▸ **TASK DETAILS**: Isolate every line in the records below with "Amsterdam" in it.

▸ **WORKING DATA**:
--- START ---
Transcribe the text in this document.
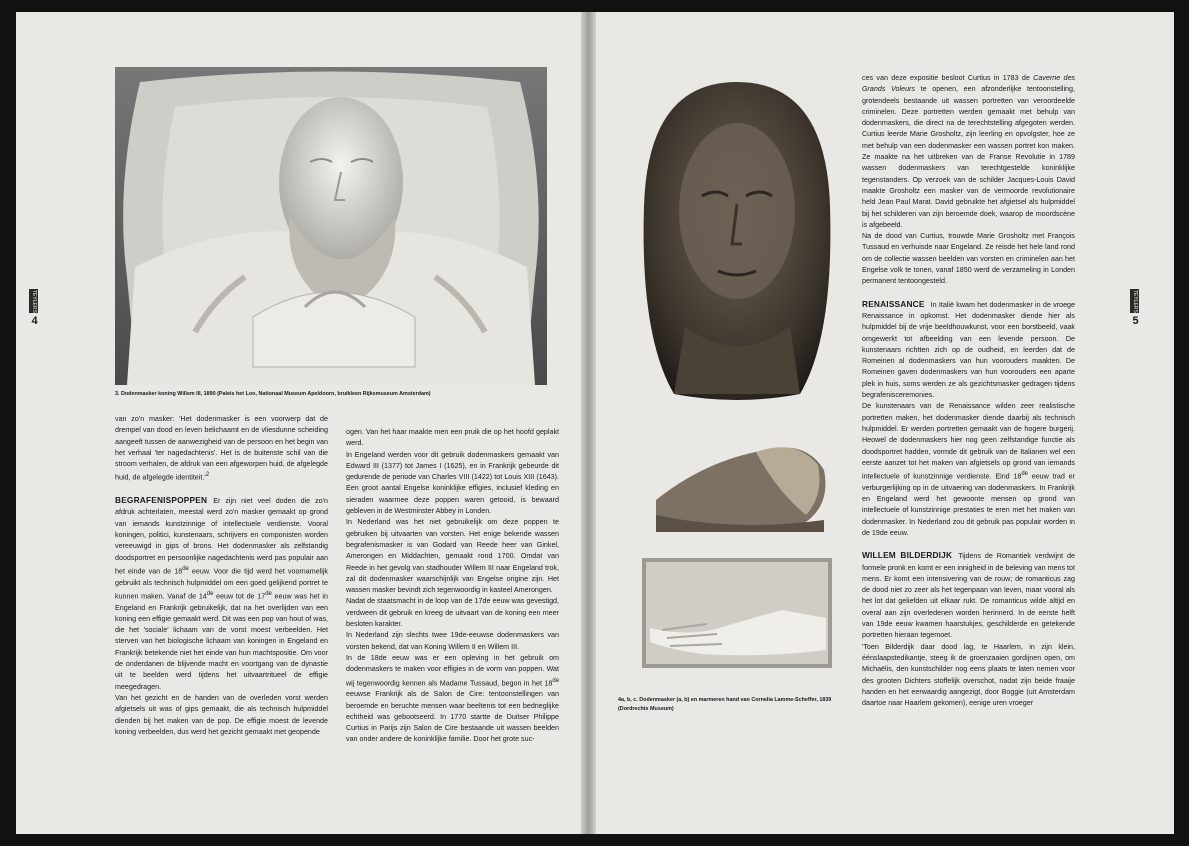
3. Dodenmasker koning Willem III, 1890 (Paleis het Loo, Nationaal Museum Apeldoorn, bruikleen Rijksmuseum Amsterdam)

van zo'n masker: 'Het dodenmasker is een voorwerp dat de drempel van dood en leven belichaamt en de vliesdunne scheiding aangeeft tussen de aanwezigheid van de persoon en het begin van het verhaal 'ter nagedachtenis'. Het is de buitenste schil van die stroom verhalen, de afdruk van een afgeworpen huid, de afgelegde huid, de afgelegde $identiteit.'^2$

BEGRAFENISPOPPEN Er zijn niet veel doden die zo'n afdruk achterlaten, meestal werd zo'n masker gemaakt op grond van iemands kunstzinnige of intellectuele verdienste. Vooral koningen, politici, kunstenaars, schrijvers en componisten worden vereeuwigd in gips of brons. Het dodenmasker als zelfstandig doodsportret en persoonlijke nagedachtenis werd pas populair aan het einde van de 18de eeuw. Voor die tijd werd het voornamelijk gebruikt als technisch hulpmiddel om een goed gelijkend portret te kunnen maken. Vanaf de 14de eeuw tot de 17de eeuw was het in Engeland en Frankrijk gebruikelijk, dat na het overlijden van een koning een effigie gemaakt werd. Dit was een pop van hout of was, die het 'sociale' lichaam van de vorst moest verbeelden. Het sterven van het biologische lichaam van koningen in Engeland en Frankrijk betekende niet het einde van hun machtspositie. Om voor de onderdanen de blijvende macht en voortgang van de dynastie uit te beelden werd tijdens het uitvaartritueel de effigie meegedragen.

Van het gezicht en de handen van de overleden vorst werden afgietsels uit was of gips gemaakt, die als technisch hulpmiddel dienden bij het maken van de pop. De effigie moest de levende koning verbeelden, dus werd het gezicht gemaakt met geopende

ogen. Van het haar maakte men een pruik die op het hoofd geplakt werd.

In Engeland werden voor dit gebruik dodenmaskers gemaakt van Edward III (1377) tot James I (1625), en in Frankrijk gebeurde dit gedurende de periode van Charles VIII (1422) tot Louis XIII (1643). Een groot aantal Engelse koninklijke effigies, inclusief kleding en sieraden waarmee deze poppen waren getooid, is bewaard gebleven in de Westminster Abbey in Londen.

In Nederland was het niet gebruikelijk om deze poppen te gebruiken bij uitvaarten van vorsten. Het enige bekende wassen begrafenismasker is van Godard van Reede heer van Ginkel, Amerongen en Middachten, gemaakt rond 1700. Omdat van Reede in het gevolg van stadhouder Willem III naar Engeland trok, zal dit dodenmasker waarschijnlijk van Engelse origine zijn. Het wassen masker bevindt zich tegenwoordig in kasteel Amerongen.

Nadat de staatsmacht in de loop van de 17de eeuw was gevestigd, verdween dit gebruik en kreeg de uitvaart van de koning een meer besloten karakter.

In Nederland zijn slechts twee 19de-eeuwse dodenmaskers van vorsten bekend, dat van Koning Willem II en Willem III.

In de 18de eeuw was er een opleving in het gebruik om dodenmaskers te maken voor effigies in de vorm van poppen. Wat wij tegenwoordig kennen als Madame Tussaud, begon in het 18de eeuwse Frankrijk als de Salon de Cire: tentoonstellingen van beroemde en beruchte mensen waar beeltenis tot een bedrieglijke echtheid was gebootseerd. In 1770 startte de Duitser Philippe Curtius in Parijs zijn Salon de Cire bestaande uit wassen beelden van onder andere de koninklijke familie. Door het grote suc-

TEYLERS
4
4a, b, c. Dodenmasker (a, b) en marmeren hand van Cornelia Lamme-Scheffer, 1839 (Dordrechts Museum)

ces van deze expositie besloot Curtius in 1783 de Caverne des Grands Voleurs te openen, een afzonderlijke tentoonstelling, grotendeels bestaande uit wassen portretten van veroordeelde criminelen. Deze portretten werden gemaakt met behulp van dodenmaskers, die direct na de terechtstelling afgegoten werden. Curtius leerde Marie Grosholtz, zijn leerling en opvolgster, hoe ze met behulp van een dodenmasker een wassen portret kon maken. Ze maakte na het uitbreken van de Franse Revolutie in 1789 wassen dodenmaskers van terechtgestelde koninklijke tegenstanders. Op verzoek van de schilder Jacques-Louis David maakte Grosholtz een masker van de vermoorde revolutionaire held Jean Paul Marat. David gebruikte het afgietsel als hulpmiddel bij het schilderen van zijn beroemde doek, waarop de moordscène is afgebeeld.

Na de dood van Curtius, trouwde Marie Grosholtz met François Tussaud en verhuisde naar Engeland. Ze reisde het hele land rond om de collectie wassen beelden van vorsten en criminelen aan het Engelse volk te tonen, vanaf 1850 werd de verzameling in Londen permanent tentoongesteld.

RENAISSANCE In Italië kwam het dodenmasker in de vroege Renaissance in opkomst. Het dodenmasker diende hier als hulpmiddel bij de vrije beeldhouwkunst, voor een borstbeeld, vaak omgewerkt tot afbeelding van een levende persoon. De kunstenaars richtten zich op de oudheid, en leerden dat de Romeinen al dodenmaskers van hun voorouders maakten. De Romeinen gaven dodenmaskers van hun voorouders een aparte plek in huis, soms werden ze als gezichtsmasker gedragen tijdens begrafenisceremonies.

De kunstenaars van de Renaissance wilden zeer realistische portretten maken, het dodenmasker diende daarbij als technisch hulpmiddel. Er werden portretten gemaakt van de hogere burgerij. Heowel de dodenmaskers hier nog geen zelfstandige functie als doodsportret hadden, vormde dit gebruik van de Italianen wel een eerste aanzet tot het maken van afgietsels op grond van iemands intellectuele of kunstzinnige verdienste. Eind 18de eeuw trad er verburgerlijking op in de uitvaering van dodenmaskers. In Frankrijk en Engeland werd het gewoonte mensen op grond van intellectuele of kunstzinnige prestaties te eren met het maken van dodenmasker. In Nederland zou dit gebruik pas populair worden in de 19de eeuw.

WILLEM BILDERDIJK Tijdens de Romantiek verdwijnt de formele pronk en komt er een innigheid in de beleving van mens tot mens. Er komt een intensivering van de rouw; de romanticus zag de dood niet zo zeer als het tegenpaan van leven, maar vooral als het lot dat geliefden uit elkaar rukt. De romanticus wilde altijd en overal aan zijn overledenen worden herinnerd. In de eerste helft van 19de eeuw kwamen haarstukjes, geschilderde en getekende portretten hieraan tegemoet.

'Toen Bilderdijk daar dood lag, te Haarlem, in zijn klein, éénslaapstedikantje, steeg ik de groenzaaien gordijnen open, om Michaëlis, den kunstschilder nog eens plaats te laten nemen voor des grooten Dichters stoffelijk overschot, nadat zijn beide fraaije handen en het eerwaardig aangezigt, door Boggie (uit Amsterdam daartoe naar Haarlem gekomen), eenige uren vroeger

TEYLERS
5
--- END ---
▸ **EXERCISE SOLUTION**:
3. Dodenmasker koning Willem III, 1890 (Paleis het Loo, Nationaal Museum Apeldoorn, bruikleen Rijksmuseum Amsterdam)
'Toen Bilderdijk daar dood lag, te Haarlem, in zijn klein, éénslaapstedikantje, steeg ik de groenzaaien gordijnen open, om Michaëlis, den kunstschilder nog eens plaats te laten nemen voor des grooten Dichters stoffelijk overschot, nadat zijn beide fraaije handen en het eerwaardig aangezigt, door Boggie (uit Amsterdam daartoe naar Haarlem gekomen), eenige uren vroeger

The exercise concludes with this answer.